What the task requires. Pictures are not part of the copy; repeat everything else in the records exactly.

Given information.
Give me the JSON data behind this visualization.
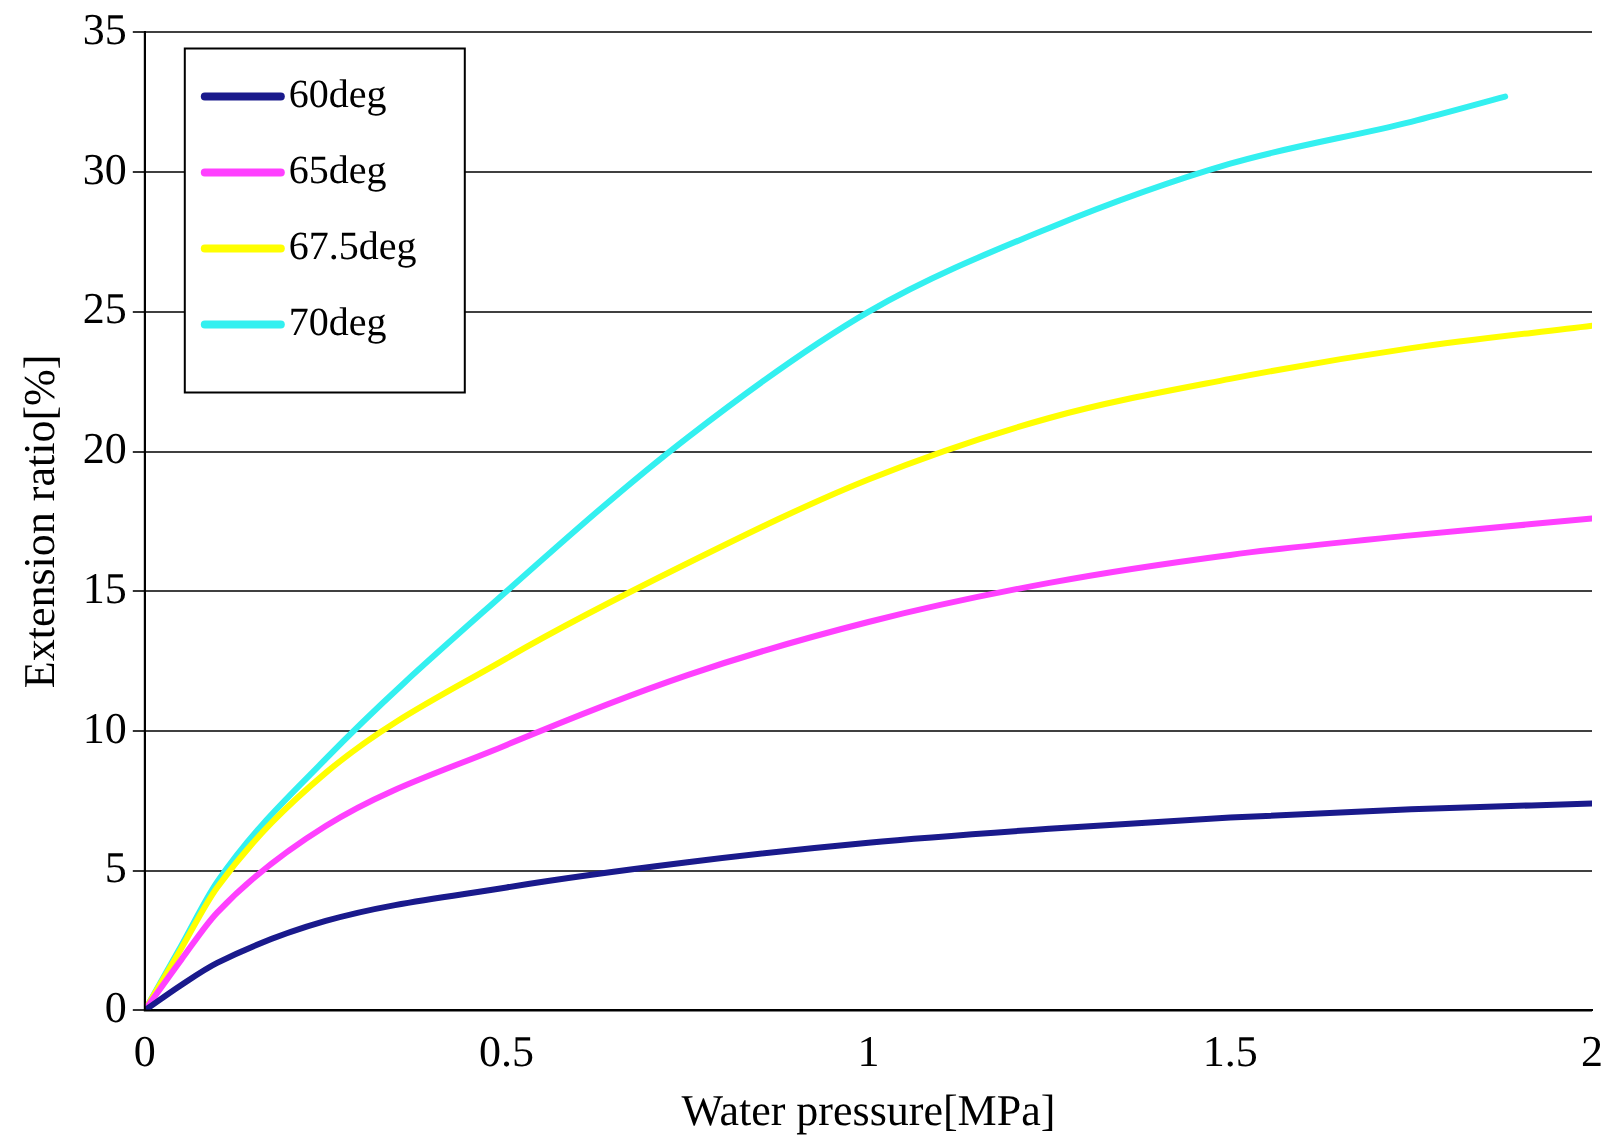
{
  "chart_data": {
    "type": "line",
    "xlabel": "Water pressure[MPa]",
    "ylabel": "Extension ratio[%]",
    "xlim": [
      0,
      2
    ],
    "xticks": [
      0,
      0.5,
      1,
      1.5,
      2
    ],
    "ylim": [
      0,
      35
    ],
    "yticks": [
      0,
      5,
      10,
      15,
      20,
      25,
      30,
      35
    ],
    "grid": "y",
    "legend": "top left",
    "marker": "none",
    "line_style": "solid",
    "series": [
      {
        "name": "60deg",
        "color": "#1a1a8c",
        "x": [
          0,
          0.05,
          0.1,
          0.25,
          0.5,
          0.75,
          1,
          1.25,
          1.5,
          1.75,
          2
        ],
        "values": [
          0,
          0.9,
          1.7,
          3.2,
          4.4,
          5.3,
          6.0,
          6.5,
          6.9,
          7.2,
          7.4
        ]
      },
      {
        "name": "65deg",
        "color": "#ff40ff",
        "x": [
          0,
          0.05,
          0.1,
          0.25,
          0.5,
          0.75,
          1,
          1.25,
          1.5,
          1.75,
          2
        ],
        "values": [
          0,
          1.8,
          3.5,
          6.6,
          9.5,
          12,
          13.9,
          15.3,
          16.3,
          17,
          17.6
        ]
      },
      {
        "name": "67.5deg",
        "color": "#ffff00",
        "x": [
          0,
          0.05,
          0.1,
          0.25,
          0.5,
          0.75,
          1,
          1.25,
          1.5,
          1.75,
          2
        ],
        "values": [
          0,
          2.2,
          4.4,
          8.5,
          12.6,
          16,
          19,
          21.2,
          22.6,
          23.7,
          24.5
        ]
      },
      {
        "name": "70deg",
        "color": "#33f0f0",
        "x": [
          0,
          0.05,
          0.1,
          0.25,
          0.5,
          0.75,
          1,
          1.25,
          1.5,
          1.75,
          1.88
        ],
        "values": [
          0,
          2.3,
          4.6,
          9,
          15,
          20.5,
          25,
          28,
          30.3,
          31.8,
          32.7
        ]
      }
    ]
  }
}
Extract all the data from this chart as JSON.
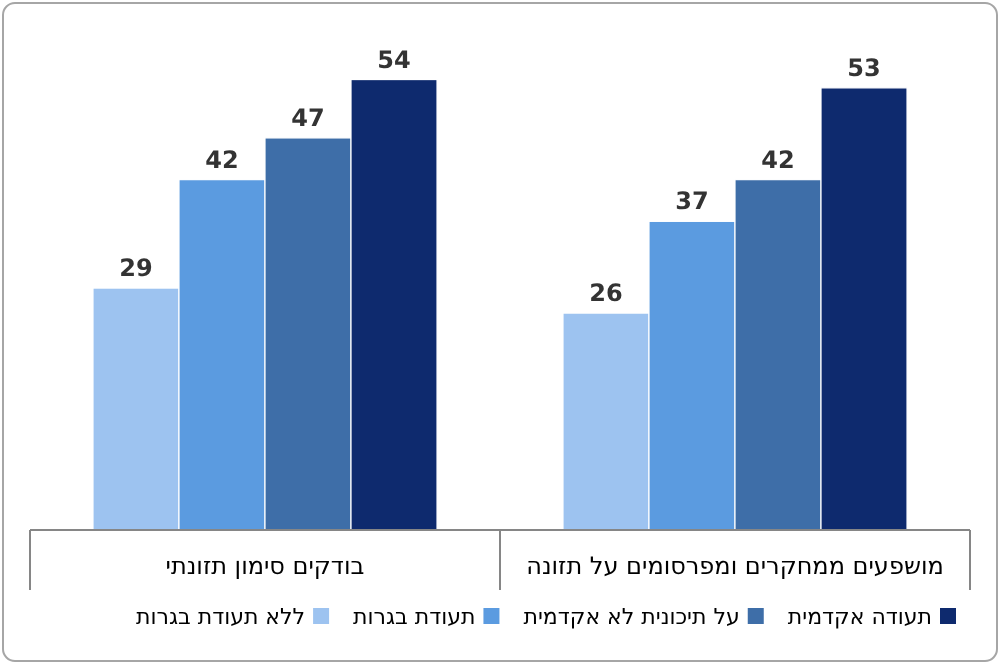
{
  "chart_data": {
    "type": "bar",
    "categories": [
      "בודקים סימון תזונתי",
      "מושפעים ממחקרים ומפרסומים על תזונה"
    ],
    "series": [
      {
        "name": "ללא תעודת בגרות",
        "color": "#9dc3f0",
        "values": [
          29,
          26
        ]
      },
      {
        "name": "תעודת בגרות",
        "color": "#5b9be0",
        "values": [
          42,
          37
        ]
      },
      {
        "name": "על תיכונית לא אקדמית",
        "color": "#3e6ea8",
        "values": [
          47,
          42
        ]
      },
      {
        "name": "תעודה אקדמית",
        "color": "#0e2a6e",
        "values": [
          54,
          53
        ]
      }
    ],
    "data_labels": true,
    "legend": "bottom",
    "grid": false
  }
}
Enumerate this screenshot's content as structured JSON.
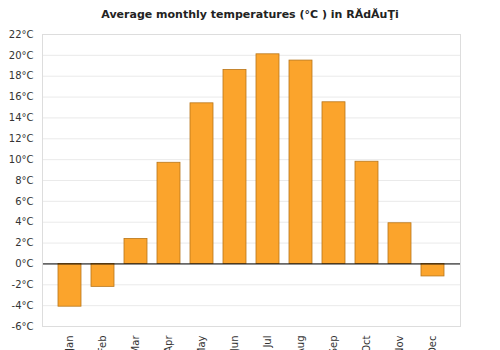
{
  "chart_data": {
    "type": "bar",
    "title": "Average monthly temperatures (°C ) in RĂdĂuŢi",
    "categories": [
      "Jan",
      "Feb",
      "Mar",
      "Apr",
      "May",
      "Jun",
      "Jul",
      "Aug",
      "Sep",
      "Oct",
      "Nov",
      "Dec"
    ],
    "values": [
      -4.1,
      -2.2,
      2.4,
      9.7,
      15.4,
      18.6,
      20.1,
      19.5,
      15.5,
      9.8,
      3.9,
      -1.2
    ],
    "color": "#fba42c",
    "ylim": [
      -6,
      22
    ],
    "yticks": [
      {
        "value": -6,
        "label": "-6°C"
      },
      {
        "value": -4,
        "label": "-4°C"
      },
      {
        "value": -2,
        "label": "-2°C"
      },
      {
        "value": 0,
        "label": "0°C"
      },
      {
        "value": 2,
        "label": "2°C"
      },
      {
        "value": 4,
        "label": "4°C"
      },
      {
        "value": 6,
        "label": "6°C"
      },
      {
        "value": 8,
        "label": "8°C"
      },
      {
        "value": 10,
        "label": "10°C"
      },
      {
        "value": 12,
        "label": "12°C"
      },
      {
        "value": 14,
        "label": "14°C"
      },
      {
        "value": 16,
        "label": "16°C"
      },
      {
        "value": 18,
        "label": "18°C"
      },
      {
        "value": 20,
        "label": "20°C"
      },
      {
        "value": 22,
        "label": "22°C"
      }
    ],
    "grid": true
  }
}
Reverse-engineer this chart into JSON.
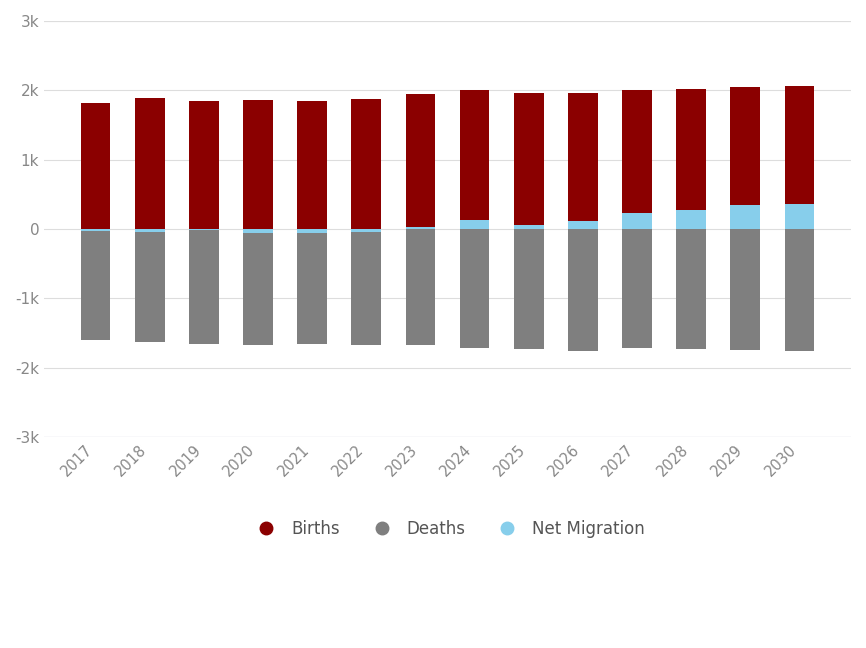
{
  "years": [
    2017,
    2018,
    2019,
    2020,
    2021,
    2022,
    2023,
    2024,
    2025,
    2026,
    2027,
    2028,
    2029,
    2030
  ],
  "births": [
    1820,
    1890,
    1850,
    1860,
    1840,
    1880,
    1950,
    2000,
    1960,
    1960,
    2010,
    2020,
    2050,
    2060
  ],
  "deaths": [
    -1600,
    -1630,
    -1660,
    -1680,
    -1660,
    -1670,
    -1680,
    -1720,
    -1730,
    -1760,
    -1720,
    -1730,
    -1740,
    -1760
  ],
  "net_migration": [
    -30,
    -50,
    -20,
    -60,
    -60,
    -40,
    30,
    130,
    60,
    110,
    230,
    280,
    340,
    360
  ],
  "births_color": "#8B0000",
  "deaths_color": "#7F7F7F",
  "net_migration_color": "#87CEEB",
  "background_color": "#FFFFFF",
  "ylim": [
    -3000,
    3000
  ],
  "yticks": [
    -3000,
    -2000,
    -1000,
    0,
    1000,
    2000,
    3000
  ],
  "ytick_labels": [
    "-3k",
    "-2k",
    "-1k",
    "0",
    "1k",
    "2k",
    "3k"
  ],
  "legend_labels": [
    "Births",
    "Deaths",
    "Net Migration"
  ],
  "bar_width": 0.55
}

The completed task.
Give me the JSON data behind this visualization.
{
  "chart_data": {
    "type": "line",
    "xlabel": "Water pressure[MPa]",
    "ylabel": "Extension ratio[%]",
    "xlim": [
      0,
      2
    ],
    "xticks": [
      0,
      0.5,
      1,
      1.5,
      2
    ],
    "ylim": [
      0,
      35
    ],
    "yticks": [
      0,
      5,
      10,
      15,
      20,
      25,
      30,
      35
    ],
    "grid": "y",
    "legend": "top left",
    "marker": "none",
    "line_style": "solid",
    "series": [
      {
        "name": "60deg",
        "color": "#1a1a8c",
        "x": [
          0,
          0.05,
          0.1,
          0.25,
          0.5,
          0.75,
          1,
          1.25,
          1.5,
          1.75,
          2
        ],
        "values": [
          0,
          0.9,
          1.7,
          3.2,
          4.4,
          5.3,
          6.0,
          6.5,
          6.9,
          7.2,
          7.4
        ]
      },
      {
        "name": "65deg",
        "color": "#ff40ff",
        "x": [
          0,
          0.05,
          0.1,
          0.25,
          0.5,
          0.75,
          1,
          1.25,
          1.5,
          1.75,
          2
        ],
        "values": [
          0,
          1.8,
          3.5,
          6.6,
          9.5,
          12,
          13.9,
          15.3,
          16.3,
          17,
          17.6
        ]
      },
      {
        "name": "67.5deg",
        "color": "#ffff00",
        "x": [
          0,
          0.05,
          0.1,
          0.25,
          0.5,
          0.75,
          1,
          1.25,
          1.5,
          1.75,
          2
        ],
        "values": [
          0,
          2.2,
          4.4,
          8.5,
          12.6,
          16,
          19,
          21.2,
          22.6,
          23.7,
          24.5
        ]
      },
      {
        "name": "70deg",
        "color": "#33f0f0",
        "x": [
          0,
          0.05,
          0.1,
          0.25,
          0.5,
          0.75,
          1,
          1.25,
          1.5,
          1.75,
          1.88
        ],
        "values": [
          0,
          2.3,
          4.6,
          9,
          15,
          20.5,
          25,
          28,
          30.3,
          31.8,
          32.7
        ]
      }
    ]
  }
}
Extract all the data from this chart as JSON.
{
  "chart_data": {
    "type": "bar",
    "categories": [
      "בודקים סימון תזונתי",
      "מושפעים ממחקרים ומפרסומים על תזונה"
    ],
    "series": [
      {
        "name": "ללא תעודת בגרות",
        "color": "#9dc3f0",
        "values": [
          29,
          26
        ]
      },
      {
        "name": "תעודת בגרות",
        "color": "#5b9be0",
        "values": [
          42,
          37
        ]
      },
      {
        "name": "על תיכונית לא אקדמית",
        "color": "#3e6ea8",
        "values": [
          47,
          42
        ]
      },
      {
        "name": "תעודה אקדמית",
        "color": "#0e2a6e",
        "values": [
          54,
          53
        ]
      }
    ],
    "data_labels": true,
    "legend": "bottom",
    "grid": false
  }
}
Enumerate this screenshot's content as structured JSON.
{
  "chart_data": {
    "type": "bar",
    "title": "Average monthly temperatures (°C ) in RĂdĂuŢi",
    "categories": [
      "Jan",
      "Feb",
      "Mar",
      "Apr",
      "May",
      "Jun",
      "Jul",
      "Aug",
      "Sep",
      "Oct",
      "Nov",
      "Dec"
    ],
    "values": [
      -4.1,
      -2.2,
      2.4,
      9.7,
      15.4,
      18.6,
      20.1,
      19.5,
      15.5,
      9.8,
      3.9,
      -1.2
    ],
    "color": "#fba42c",
    "ylim": [
      -6,
      22
    ],
    "yticks": [
      {
        "value": -6,
        "label": "-6°C"
      },
      {
        "value": -4,
        "label": "-4°C"
      },
      {
        "value": -2,
        "label": "-2°C"
      },
      {
        "value": 0,
        "label": "0°C"
      },
      {
        "value": 2,
        "label": "2°C"
      },
      {
        "value": 4,
        "label": "4°C"
      },
      {
        "value": 6,
        "label": "6°C"
      },
      {
        "value": 8,
        "label": "8°C"
      },
      {
        "value": 10,
        "label": "10°C"
      },
      {
        "value": 12,
        "label": "12°C"
      },
      {
        "value": 14,
        "label": "14°C"
      },
      {
        "value": 16,
        "label": "16°C"
      },
      {
        "value": 18,
        "label": "18°C"
      },
      {
        "value": 20,
        "label": "20°C"
      },
      {
        "value": 22,
        "label": "22°C"
      }
    ],
    "grid": true
  }
}
Reverse-engineer this chart into JSON.
{
  "years": [
    2017,
    2018,
    2019,
    2020,
    2021,
    2022,
    2023,
    2024,
    2025,
    2026,
    2027,
    2028,
    2029,
    2030
  ],
  "births": [
    1820,
    1890,
    1850,
    1860,
    1840,
    1880,
    1950,
    2000,
    1960,
    1960,
    2010,
    2020,
    2050,
    2060
  ],
  "deaths": [
    -1600,
    -1630,
    -1660,
    -1680,
    -1660,
    -1670,
    -1680,
    -1720,
    -1730,
    -1760,
    -1720,
    -1730,
    -1740,
    -1760
  ],
  "net_migration": [
    -30,
    -50,
    -20,
    -60,
    -60,
    -40,
    30,
    130,
    60,
    110,
    230,
    280,
    340,
    360
  ],
  "births_color": "#8B0000",
  "deaths_color": "#7F7F7F",
  "net_migration_color": "#87CEEB",
  "background_color": "#FFFFFF",
  "ylim": [
    -3000,
    3000
  ],
  "yticks": [
    -3000,
    -2000,
    -1000,
    0,
    1000,
    2000,
    3000
  ],
  "ytick_labels": [
    "-3k",
    "-2k",
    "-1k",
    "0",
    "1k",
    "2k",
    "3k"
  ],
  "legend_labels": [
    "Births",
    "Deaths",
    "Net Migration"
  ],
  "bar_width": 0.55
}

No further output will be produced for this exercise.